Exercise directions =>
Using the material below, copy every line where "string" appears.

Stored entries =>

####################

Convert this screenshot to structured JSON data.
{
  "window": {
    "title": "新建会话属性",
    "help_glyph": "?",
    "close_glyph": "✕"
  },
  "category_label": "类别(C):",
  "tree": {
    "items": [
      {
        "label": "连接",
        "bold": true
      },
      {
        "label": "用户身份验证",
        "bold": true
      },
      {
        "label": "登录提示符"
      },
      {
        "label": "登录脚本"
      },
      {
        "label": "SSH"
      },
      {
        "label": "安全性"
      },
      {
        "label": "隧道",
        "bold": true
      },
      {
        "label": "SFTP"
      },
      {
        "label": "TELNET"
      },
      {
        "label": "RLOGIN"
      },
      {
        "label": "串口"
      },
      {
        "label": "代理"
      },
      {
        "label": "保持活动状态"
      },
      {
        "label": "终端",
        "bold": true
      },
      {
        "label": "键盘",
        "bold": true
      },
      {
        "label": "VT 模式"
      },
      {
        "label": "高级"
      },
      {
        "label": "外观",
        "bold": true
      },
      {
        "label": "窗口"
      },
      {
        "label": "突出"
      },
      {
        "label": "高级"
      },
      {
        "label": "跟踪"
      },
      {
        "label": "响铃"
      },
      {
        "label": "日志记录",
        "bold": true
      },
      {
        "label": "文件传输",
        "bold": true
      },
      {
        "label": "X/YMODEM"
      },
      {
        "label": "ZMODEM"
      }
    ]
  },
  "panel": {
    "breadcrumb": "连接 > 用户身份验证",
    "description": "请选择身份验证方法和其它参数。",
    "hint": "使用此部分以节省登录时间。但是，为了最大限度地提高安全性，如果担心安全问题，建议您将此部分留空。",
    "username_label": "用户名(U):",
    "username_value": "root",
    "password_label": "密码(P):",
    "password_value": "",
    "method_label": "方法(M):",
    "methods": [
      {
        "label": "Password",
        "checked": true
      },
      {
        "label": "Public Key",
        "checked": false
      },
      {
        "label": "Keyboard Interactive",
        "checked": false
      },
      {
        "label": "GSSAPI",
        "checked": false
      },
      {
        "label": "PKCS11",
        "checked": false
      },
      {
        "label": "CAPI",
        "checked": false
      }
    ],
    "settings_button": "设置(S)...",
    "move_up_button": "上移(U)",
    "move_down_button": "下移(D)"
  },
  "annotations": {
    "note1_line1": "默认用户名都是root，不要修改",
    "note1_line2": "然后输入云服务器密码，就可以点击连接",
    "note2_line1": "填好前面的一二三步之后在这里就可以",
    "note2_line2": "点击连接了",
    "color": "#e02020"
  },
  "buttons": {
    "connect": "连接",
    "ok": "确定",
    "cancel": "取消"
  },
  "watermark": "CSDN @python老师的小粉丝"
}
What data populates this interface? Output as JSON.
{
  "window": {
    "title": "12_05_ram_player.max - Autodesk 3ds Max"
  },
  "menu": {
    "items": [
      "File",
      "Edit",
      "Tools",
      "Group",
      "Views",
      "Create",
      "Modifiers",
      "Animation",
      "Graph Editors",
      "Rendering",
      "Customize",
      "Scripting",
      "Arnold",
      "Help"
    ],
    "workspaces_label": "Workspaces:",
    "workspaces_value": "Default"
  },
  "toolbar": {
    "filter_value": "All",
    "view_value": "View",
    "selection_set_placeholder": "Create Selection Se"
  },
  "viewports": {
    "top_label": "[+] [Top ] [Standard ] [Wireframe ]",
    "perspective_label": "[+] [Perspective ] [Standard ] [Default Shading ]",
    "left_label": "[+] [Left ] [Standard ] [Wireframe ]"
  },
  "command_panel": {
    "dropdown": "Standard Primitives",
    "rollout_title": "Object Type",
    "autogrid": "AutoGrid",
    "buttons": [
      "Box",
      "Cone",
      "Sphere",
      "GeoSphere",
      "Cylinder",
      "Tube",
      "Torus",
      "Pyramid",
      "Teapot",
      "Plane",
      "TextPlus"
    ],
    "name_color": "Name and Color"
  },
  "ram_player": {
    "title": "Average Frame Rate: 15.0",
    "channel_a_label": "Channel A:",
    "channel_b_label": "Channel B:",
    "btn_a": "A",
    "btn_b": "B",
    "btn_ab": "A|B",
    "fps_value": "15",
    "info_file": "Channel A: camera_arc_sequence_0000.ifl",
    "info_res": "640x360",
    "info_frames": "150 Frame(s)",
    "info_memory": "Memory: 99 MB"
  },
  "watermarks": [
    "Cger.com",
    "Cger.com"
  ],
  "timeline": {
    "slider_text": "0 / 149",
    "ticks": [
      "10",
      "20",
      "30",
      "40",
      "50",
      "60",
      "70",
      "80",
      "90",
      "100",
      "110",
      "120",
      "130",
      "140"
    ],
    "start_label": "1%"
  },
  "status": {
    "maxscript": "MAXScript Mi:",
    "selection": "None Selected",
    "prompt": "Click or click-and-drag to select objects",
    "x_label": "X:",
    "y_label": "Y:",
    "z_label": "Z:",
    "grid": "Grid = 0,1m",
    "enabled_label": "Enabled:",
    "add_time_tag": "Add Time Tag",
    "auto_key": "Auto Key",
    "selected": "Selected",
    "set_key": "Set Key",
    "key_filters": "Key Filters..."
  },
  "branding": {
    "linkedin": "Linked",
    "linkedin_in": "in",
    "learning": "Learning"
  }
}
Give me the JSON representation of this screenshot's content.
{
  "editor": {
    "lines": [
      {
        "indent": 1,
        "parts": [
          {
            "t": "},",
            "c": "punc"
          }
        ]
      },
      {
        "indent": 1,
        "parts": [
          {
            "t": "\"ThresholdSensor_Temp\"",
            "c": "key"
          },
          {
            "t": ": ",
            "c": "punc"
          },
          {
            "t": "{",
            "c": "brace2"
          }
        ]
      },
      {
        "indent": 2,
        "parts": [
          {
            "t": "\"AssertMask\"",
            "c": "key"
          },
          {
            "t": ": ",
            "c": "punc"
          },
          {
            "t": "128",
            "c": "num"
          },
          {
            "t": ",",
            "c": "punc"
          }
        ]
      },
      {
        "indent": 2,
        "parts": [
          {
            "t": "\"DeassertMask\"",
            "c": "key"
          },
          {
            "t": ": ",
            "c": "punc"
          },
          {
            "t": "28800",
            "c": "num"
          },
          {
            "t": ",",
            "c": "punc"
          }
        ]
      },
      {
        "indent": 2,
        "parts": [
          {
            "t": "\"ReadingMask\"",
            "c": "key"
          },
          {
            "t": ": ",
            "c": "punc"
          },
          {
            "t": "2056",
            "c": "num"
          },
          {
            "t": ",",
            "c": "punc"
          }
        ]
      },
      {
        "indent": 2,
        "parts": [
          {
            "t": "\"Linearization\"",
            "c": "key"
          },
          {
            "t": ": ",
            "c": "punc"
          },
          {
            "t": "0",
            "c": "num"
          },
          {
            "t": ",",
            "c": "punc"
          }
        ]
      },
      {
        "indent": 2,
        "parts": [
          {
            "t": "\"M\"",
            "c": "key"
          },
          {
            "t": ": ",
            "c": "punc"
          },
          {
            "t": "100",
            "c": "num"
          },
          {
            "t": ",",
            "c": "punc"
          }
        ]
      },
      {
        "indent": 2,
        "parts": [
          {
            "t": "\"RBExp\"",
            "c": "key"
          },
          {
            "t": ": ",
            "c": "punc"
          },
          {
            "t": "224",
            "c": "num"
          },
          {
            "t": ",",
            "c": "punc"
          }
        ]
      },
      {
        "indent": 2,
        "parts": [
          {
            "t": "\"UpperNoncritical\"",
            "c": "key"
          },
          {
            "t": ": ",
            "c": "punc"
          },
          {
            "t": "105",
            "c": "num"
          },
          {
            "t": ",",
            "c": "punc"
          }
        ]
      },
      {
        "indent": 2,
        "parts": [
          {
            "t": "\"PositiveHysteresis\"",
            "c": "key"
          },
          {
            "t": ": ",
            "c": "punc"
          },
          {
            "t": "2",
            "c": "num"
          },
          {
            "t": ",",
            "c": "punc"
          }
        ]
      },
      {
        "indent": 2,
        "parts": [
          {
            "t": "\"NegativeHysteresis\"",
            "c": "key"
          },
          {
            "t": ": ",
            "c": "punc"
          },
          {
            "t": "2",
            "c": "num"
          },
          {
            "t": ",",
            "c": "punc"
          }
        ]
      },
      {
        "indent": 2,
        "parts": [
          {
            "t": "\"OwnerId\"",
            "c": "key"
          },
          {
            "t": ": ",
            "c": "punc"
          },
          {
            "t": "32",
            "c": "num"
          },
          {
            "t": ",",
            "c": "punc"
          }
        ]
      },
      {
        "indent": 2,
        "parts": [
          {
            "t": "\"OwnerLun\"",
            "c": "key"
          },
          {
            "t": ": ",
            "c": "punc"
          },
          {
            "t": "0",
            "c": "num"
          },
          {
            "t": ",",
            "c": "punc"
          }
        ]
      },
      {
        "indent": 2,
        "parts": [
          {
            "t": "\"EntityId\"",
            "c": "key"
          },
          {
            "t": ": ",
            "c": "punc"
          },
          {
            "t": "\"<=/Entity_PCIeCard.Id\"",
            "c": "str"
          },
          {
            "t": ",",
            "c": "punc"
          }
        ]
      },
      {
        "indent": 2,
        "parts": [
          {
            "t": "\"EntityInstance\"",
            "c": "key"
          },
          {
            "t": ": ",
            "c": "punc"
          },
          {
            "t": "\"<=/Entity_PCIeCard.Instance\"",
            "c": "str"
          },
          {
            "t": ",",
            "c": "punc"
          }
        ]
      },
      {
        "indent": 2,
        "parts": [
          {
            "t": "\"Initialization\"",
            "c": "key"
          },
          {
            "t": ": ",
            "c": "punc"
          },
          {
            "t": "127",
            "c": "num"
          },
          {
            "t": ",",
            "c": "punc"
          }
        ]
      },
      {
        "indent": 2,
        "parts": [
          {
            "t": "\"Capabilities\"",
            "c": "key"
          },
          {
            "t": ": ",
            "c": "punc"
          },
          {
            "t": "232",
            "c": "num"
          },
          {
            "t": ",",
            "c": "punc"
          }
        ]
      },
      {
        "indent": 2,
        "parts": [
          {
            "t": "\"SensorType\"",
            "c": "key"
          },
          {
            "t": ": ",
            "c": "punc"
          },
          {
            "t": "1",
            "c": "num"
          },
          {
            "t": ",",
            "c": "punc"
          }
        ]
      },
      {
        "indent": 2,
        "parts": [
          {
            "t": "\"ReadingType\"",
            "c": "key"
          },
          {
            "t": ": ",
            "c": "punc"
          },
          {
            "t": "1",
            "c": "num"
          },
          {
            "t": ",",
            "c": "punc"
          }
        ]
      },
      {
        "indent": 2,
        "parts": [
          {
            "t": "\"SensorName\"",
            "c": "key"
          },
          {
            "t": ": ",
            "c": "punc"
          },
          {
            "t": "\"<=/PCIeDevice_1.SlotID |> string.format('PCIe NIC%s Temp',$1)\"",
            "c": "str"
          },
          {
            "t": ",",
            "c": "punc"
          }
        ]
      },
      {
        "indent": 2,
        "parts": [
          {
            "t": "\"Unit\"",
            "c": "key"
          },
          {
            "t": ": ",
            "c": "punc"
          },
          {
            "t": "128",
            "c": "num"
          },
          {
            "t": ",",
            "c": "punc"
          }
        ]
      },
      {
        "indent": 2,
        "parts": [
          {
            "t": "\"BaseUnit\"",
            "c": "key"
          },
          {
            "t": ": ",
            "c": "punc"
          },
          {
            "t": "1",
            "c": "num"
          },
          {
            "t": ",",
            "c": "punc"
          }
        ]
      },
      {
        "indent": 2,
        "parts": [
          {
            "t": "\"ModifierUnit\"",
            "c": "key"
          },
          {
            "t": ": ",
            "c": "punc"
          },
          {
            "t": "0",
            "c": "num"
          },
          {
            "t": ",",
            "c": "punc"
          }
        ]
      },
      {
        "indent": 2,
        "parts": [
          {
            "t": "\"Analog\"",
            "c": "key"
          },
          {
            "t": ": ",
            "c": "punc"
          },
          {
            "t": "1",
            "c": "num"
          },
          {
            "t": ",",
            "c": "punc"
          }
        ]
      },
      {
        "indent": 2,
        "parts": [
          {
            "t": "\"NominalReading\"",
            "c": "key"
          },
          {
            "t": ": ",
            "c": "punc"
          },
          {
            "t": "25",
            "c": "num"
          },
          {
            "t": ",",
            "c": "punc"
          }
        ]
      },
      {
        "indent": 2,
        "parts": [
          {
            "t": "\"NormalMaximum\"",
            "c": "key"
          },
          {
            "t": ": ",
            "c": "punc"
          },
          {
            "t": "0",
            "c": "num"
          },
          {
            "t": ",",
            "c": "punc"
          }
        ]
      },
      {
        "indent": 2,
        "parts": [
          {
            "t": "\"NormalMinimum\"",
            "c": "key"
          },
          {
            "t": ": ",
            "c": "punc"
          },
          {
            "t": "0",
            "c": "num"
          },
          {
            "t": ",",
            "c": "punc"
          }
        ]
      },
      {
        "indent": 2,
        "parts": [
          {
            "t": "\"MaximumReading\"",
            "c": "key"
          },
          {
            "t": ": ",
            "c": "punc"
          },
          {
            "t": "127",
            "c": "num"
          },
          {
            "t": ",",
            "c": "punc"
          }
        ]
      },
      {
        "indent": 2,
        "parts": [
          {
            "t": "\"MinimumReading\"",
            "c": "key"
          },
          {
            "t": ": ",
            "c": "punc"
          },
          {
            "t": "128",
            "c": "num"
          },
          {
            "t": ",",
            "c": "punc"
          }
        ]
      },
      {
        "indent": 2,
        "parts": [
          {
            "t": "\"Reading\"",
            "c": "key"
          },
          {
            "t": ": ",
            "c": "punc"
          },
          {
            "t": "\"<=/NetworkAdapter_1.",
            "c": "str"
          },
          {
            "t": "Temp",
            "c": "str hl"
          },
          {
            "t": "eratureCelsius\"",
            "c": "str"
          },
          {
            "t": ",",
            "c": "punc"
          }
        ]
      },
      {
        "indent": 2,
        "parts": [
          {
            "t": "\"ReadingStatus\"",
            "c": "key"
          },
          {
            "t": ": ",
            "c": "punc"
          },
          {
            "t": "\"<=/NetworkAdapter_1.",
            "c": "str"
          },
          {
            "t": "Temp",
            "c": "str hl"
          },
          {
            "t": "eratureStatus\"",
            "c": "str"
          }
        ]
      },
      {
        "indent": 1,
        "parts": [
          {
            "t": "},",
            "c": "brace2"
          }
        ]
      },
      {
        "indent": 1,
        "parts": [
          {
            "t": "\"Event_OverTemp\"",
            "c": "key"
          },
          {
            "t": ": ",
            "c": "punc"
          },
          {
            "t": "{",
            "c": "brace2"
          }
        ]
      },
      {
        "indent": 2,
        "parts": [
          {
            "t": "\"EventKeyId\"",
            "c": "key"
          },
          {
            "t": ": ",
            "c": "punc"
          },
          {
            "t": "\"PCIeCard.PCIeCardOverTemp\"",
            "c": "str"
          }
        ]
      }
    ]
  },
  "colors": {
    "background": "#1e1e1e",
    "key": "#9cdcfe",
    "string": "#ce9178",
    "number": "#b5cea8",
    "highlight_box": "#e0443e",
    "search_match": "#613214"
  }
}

####################

Written answer =>
            "t": "\"<=/PCIeDevice_1.SlotID |> string.format('PCIe NIC%s Temp',$1)\"",
    "string": "#ce9178",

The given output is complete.